* Begin PROVIDED RECORDS *

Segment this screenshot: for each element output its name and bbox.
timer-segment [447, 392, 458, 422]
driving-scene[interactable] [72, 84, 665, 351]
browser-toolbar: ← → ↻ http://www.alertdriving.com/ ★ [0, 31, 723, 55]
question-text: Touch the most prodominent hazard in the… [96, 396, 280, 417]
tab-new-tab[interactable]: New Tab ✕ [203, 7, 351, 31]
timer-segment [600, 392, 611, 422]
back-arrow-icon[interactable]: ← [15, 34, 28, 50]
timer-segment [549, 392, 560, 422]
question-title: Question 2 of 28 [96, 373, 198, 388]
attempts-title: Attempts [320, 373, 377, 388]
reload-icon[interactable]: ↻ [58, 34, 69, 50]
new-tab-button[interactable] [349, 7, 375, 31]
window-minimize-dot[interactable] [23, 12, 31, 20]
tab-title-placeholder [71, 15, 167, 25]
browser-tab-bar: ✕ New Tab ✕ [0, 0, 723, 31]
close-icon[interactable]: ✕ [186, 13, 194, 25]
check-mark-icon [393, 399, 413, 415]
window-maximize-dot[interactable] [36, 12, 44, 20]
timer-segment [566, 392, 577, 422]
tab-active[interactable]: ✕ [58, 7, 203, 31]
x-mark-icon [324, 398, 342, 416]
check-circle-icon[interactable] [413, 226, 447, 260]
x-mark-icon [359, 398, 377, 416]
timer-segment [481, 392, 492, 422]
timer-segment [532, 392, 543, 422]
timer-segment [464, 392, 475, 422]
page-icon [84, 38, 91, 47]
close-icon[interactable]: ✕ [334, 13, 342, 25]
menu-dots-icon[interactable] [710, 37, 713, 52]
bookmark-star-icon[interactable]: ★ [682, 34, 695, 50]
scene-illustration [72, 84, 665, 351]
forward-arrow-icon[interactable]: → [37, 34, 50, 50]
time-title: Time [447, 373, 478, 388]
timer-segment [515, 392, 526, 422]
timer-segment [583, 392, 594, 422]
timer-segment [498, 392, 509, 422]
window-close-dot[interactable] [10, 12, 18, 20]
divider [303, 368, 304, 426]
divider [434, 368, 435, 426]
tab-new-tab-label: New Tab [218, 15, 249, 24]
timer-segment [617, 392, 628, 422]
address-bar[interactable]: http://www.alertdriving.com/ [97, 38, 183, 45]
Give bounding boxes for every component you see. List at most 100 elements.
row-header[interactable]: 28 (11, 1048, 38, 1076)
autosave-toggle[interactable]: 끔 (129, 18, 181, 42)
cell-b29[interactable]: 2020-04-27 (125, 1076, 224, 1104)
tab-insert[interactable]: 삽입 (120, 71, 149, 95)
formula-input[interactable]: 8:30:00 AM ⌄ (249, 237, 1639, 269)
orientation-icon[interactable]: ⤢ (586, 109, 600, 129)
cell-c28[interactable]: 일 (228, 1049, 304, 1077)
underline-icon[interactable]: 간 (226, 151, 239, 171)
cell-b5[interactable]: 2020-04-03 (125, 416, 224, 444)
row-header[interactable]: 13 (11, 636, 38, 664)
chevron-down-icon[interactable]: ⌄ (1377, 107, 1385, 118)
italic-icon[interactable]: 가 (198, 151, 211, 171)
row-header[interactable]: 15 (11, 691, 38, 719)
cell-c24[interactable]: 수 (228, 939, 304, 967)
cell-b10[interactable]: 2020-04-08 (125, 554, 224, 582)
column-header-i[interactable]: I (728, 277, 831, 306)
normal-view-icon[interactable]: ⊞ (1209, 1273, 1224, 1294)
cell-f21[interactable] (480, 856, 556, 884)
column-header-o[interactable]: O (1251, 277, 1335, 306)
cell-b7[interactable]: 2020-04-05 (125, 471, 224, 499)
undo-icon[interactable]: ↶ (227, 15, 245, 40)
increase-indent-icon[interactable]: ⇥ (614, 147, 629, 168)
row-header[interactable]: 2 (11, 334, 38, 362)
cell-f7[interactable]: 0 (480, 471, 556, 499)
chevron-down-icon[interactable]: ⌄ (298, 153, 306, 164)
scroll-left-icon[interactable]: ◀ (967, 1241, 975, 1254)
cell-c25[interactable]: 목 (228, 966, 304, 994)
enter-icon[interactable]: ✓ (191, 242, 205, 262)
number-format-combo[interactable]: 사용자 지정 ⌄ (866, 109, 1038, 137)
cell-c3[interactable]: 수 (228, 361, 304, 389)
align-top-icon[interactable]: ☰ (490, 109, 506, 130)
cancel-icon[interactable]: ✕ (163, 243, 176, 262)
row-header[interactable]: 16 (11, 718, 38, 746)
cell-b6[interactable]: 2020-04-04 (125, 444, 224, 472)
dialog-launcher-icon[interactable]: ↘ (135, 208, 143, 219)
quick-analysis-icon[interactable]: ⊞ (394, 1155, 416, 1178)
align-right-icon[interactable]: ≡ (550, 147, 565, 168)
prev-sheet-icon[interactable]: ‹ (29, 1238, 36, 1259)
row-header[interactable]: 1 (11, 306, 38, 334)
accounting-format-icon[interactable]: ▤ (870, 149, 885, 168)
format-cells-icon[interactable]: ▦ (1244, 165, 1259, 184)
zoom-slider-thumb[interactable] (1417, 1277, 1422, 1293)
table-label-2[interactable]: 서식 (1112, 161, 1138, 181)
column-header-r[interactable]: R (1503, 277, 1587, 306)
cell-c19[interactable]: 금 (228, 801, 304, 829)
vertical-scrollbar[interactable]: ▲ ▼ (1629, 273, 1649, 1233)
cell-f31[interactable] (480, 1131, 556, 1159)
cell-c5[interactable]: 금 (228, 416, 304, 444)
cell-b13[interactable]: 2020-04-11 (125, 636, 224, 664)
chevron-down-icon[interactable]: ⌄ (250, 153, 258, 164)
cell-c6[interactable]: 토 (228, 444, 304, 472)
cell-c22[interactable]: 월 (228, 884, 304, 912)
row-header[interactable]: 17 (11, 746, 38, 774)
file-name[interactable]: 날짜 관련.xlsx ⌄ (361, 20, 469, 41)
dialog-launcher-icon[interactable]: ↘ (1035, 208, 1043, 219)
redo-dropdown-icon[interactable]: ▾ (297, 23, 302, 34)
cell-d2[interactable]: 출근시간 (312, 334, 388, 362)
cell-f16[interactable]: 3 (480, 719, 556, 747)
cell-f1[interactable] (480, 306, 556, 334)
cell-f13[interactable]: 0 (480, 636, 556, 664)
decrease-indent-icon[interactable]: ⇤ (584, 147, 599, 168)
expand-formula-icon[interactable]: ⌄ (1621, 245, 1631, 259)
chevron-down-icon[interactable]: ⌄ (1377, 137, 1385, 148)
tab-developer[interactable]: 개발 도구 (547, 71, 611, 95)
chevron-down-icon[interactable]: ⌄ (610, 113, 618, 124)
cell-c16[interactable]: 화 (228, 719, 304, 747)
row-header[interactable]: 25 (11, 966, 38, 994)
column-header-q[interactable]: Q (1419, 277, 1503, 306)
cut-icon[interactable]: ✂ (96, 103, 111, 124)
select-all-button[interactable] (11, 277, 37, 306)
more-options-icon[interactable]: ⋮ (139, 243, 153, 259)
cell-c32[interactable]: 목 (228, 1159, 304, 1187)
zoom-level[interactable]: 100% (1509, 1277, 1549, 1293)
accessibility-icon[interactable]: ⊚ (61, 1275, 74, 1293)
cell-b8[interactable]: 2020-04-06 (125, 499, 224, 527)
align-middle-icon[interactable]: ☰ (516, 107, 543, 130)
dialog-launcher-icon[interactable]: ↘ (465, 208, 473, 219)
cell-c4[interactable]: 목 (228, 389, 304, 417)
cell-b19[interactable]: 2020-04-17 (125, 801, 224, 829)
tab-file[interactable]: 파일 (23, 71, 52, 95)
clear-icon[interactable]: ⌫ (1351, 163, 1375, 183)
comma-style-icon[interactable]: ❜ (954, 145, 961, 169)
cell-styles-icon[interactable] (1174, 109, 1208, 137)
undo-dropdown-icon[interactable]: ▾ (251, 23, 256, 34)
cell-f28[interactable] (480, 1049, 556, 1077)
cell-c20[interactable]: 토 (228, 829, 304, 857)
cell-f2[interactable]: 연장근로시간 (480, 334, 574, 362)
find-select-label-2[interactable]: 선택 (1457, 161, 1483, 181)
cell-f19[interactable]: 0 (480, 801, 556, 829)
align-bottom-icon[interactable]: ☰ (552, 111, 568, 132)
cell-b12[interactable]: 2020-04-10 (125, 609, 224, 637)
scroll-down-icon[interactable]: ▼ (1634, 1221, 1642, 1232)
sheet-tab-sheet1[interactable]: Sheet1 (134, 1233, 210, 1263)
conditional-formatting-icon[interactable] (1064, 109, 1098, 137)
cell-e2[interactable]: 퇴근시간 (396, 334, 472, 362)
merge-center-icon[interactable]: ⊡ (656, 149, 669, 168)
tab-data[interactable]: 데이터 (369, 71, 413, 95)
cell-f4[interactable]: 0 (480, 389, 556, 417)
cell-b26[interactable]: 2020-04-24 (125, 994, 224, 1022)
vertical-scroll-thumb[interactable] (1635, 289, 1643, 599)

* End PROVIDED RECORDS *

* [EXERCISE AIM] Reproduce, unchanged, the entries from the very start through the line containing "divider [303, 368, 304, 426]", including both the first line and that final line.

* [EXPECTED OUTPUT]
Segment this screenshot: for each element output its name and bbox.
timer-segment [447, 392, 458, 422]
driving-scene[interactable] [72, 84, 665, 351]
browser-toolbar: ← → ↻ http://www.alertdriving.com/ ★ [0, 31, 723, 55]
question-text: Touch the most prodominent hazard in the… [96, 396, 280, 417]
tab-new-tab[interactable]: New Tab ✕ [203, 7, 351, 31]
timer-segment [600, 392, 611, 422]
back-arrow-icon[interactable]: ← [15, 34, 28, 50]
timer-segment [549, 392, 560, 422]
question-title: Question 2 of 28 [96, 373, 198, 388]
attempts-title: Attempts [320, 373, 377, 388]
reload-icon[interactable]: ↻ [58, 34, 69, 50]
new-tab-button[interactable] [349, 7, 375, 31]
window-minimize-dot[interactable] [23, 12, 31, 20]
tab-title-placeholder [71, 15, 167, 25]
browser-tab-bar: ✕ New Tab ✕ [0, 0, 723, 31]
close-icon[interactable]: ✕ [186, 13, 194, 25]
check-mark-icon [393, 399, 413, 415]
window-maximize-dot[interactable] [36, 12, 44, 20]
timer-segment [566, 392, 577, 422]
tab-active[interactable]: ✕ [58, 7, 203, 31]
x-mark-icon [324, 398, 342, 416]
check-circle-icon[interactable] [413, 226, 447, 260]
x-mark-icon [359, 398, 377, 416]
timer-segment [481, 392, 492, 422]
timer-segment [532, 392, 543, 422]
timer-segment [464, 392, 475, 422]
page-icon [84, 38, 91, 47]
close-icon[interactable]: ✕ [334, 13, 342, 25]
menu-dots-icon[interactable] [710, 37, 713, 52]
bookmark-star-icon[interactable]: ★ [682, 34, 695, 50]
scene-illustration [72, 84, 665, 351]
forward-arrow-icon[interactable]: → [37, 34, 50, 50]
time-title: Time [447, 373, 478, 388]
timer-segment [515, 392, 526, 422]
timer-segment [583, 392, 594, 422]
timer-segment [498, 392, 509, 422]
window-close-dot[interactable] [10, 12, 18, 20]
divider [303, 368, 304, 426]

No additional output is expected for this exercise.